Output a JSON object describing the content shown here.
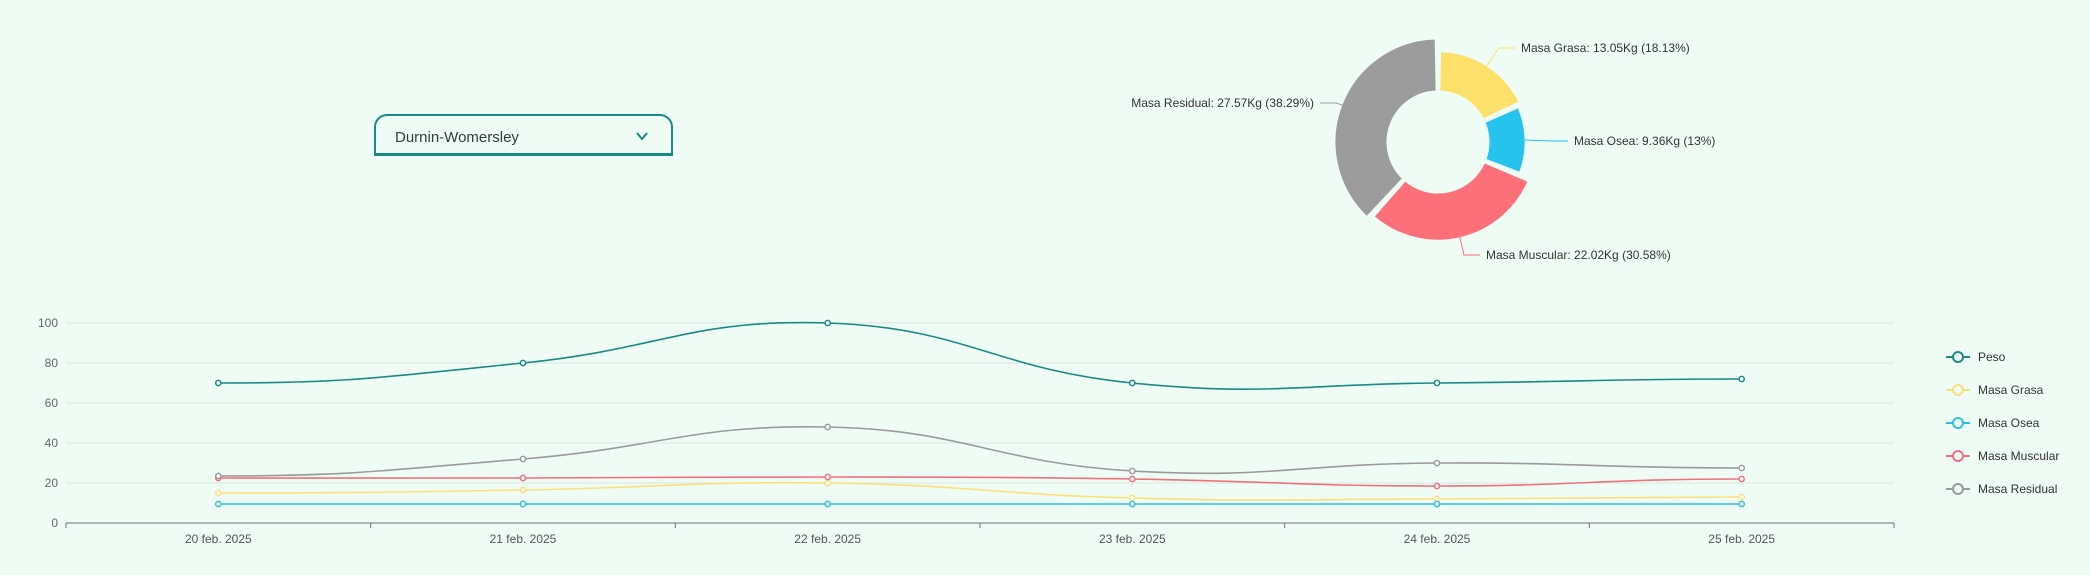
{
  "selector": {
    "value": "Durnin-Womersley"
  },
  "chart_data": [
    {
      "type": "pie",
      "variant": "donut",
      "slices": [
        {
          "name": "Masa Grasa",
          "value": 13.05,
          "label": "Masa Grasa: 13.05Kg (18.13%)",
          "color": "#fce06a"
        },
        {
          "name": "Masa Osea",
          "value": 9.36,
          "label": "Masa Osea: 9.36Kg (13%)",
          "color": "#25c3ee"
        },
        {
          "name": "Masa Muscular",
          "value": 22.02,
          "label": "Masa Muscular: 22.02Kg (30.58%)",
          "color": "#fd6f79"
        },
        {
          "name": "Masa Residual",
          "value": 27.57,
          "label": "Masa Residual: 27.57Kg (38.29%)",
          "color": "#9c9c9c"
        }
      ]
    },
    {
      "type": "line",
      "smooth": true,
      "categories": [
        "20 feb. 2025",
        "21 feb. 2025",
        "22 feb. 2025",
        "23 feb. 2025",
        "24 feb. 2025",
        "25 feb. 2025"
      ],
      "ylim": [
        0,
        100
      ],
      "yticks": [
        "0",
        "20",
        "40",
        "60",
        "80",
        "100"
      ],
      "grid": true,
      "legend_position": "right",
      "series": [
        {
          "name": "Peso",
          "color": "#1a8a85",
          "values": [
            70,
            80,
            100,
            70,
            70,
            72
          ]
        },
        {
          "name": "Masa Grasa",
          "color": "#fbe07a",
          "values": [
            15,
            16.5,
            20,
            12.5,
            12,
            13
          ]
        },
        {
          "name": "Masa Osea",
          "color": "#2fbfe0",
          "values": [
            9.5,
            9.5,
            9.5,
            9.5,
            9.5,
            9.5
          ]
        },
        {
          "name": "Masa Muscular",
          "color": "#f0707a",
          "values": [
            22.5,
            22.5,
            23,
            22,
            18.5,
            22
          ]
        },
        {
          "name": "Masa Residual",
          "color": "#9a9a9a",
          "values": [
            23.5,
            32,
            48,
            26,
            30,
            27.5
          ]
        }
      ]
    }
  ]
}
# # # # #
Exercise prompt
Reproduce the data word for word, excluding its pictures.

Response to this exercise
Output a JSON object describing the content shown here.
{
  "selector": {
    "value": "Durnin-Womersley"
  },
  "chart_data": [
    {
      "type": "pie",
      "variant": "donut",
      "slices": [
        {
          "name": "Masa Grasa",
          "value": 13.05,
          "label": "Masa Grasa: 13.05Kg (18.13%)",
          "color": "#fce06a"
        },
        {
          "name": "Masa Osea",
          "value": 9.36,
          "label": "Masa Osea: 9.36Kg (13%)",
          "color": "#25c3ee"
        },
        {
          "name": "Masa Muscular",
          "value": 22.02,
          "label": "Masa Muscular: 22.02Kg (30.58%)",
          "color": "#fd6f79"
        },
        {
          "name": "Masa Residual",
          "value": 27.57,
          "label": "Masa Residual: 27.57Kg (38.29%)",
          "color": "#9c9c9c"
        }
      ]
    },
    {
      "type": "line",
      "smooth": true,
      "categories": [
        "20 feb. 2025",
        "21 feb. 2025",
        "22 feb. 2025",
        "23 feb. 2025",
        "24 feb. 2025",
        "25 feb. 2025"
      ],
      "ylim": [
        0,
        100
      ],
      "yticks": [
        "0",
        "20",
        "40",
        "60",
        "80",
        "100"
      ],
      "grid": true,
      "legend_position": "right",
      "series": [
        {
          "name": "Peso",
          "color": "#1a8a85",
          "values": [
            70,
            80,
            100,
            70,
            70,
            72
          ]
        },
        {
          "name": "Masa Grasa",
          "color": "#fbe07a",
          "values": [
            15,
            16.5,
            20,
            12.5,
            12,
            13
          ]
        },
        {
          "name": "Masa Osea",
          "color": "#2fbfe0",
          "values": [
            9.5,
            9.5,
            9.5,
            9.5,
            9.5,
            9.5
          ]
        },
        {
          "name": "Masa Muscular",
          "color": "#f0707a",
          "values": [
            22.5,
            22.5,
            23,
            22,
            18.5,
            22
          ]
        },
        {
          "name": "Masa Residual",
          "color": "#9a9a9a",
          "values": [
            23.5,
            32,
            48,
            26,
            30,
            27.5
          ]
        }
      ]
    }
  ]
}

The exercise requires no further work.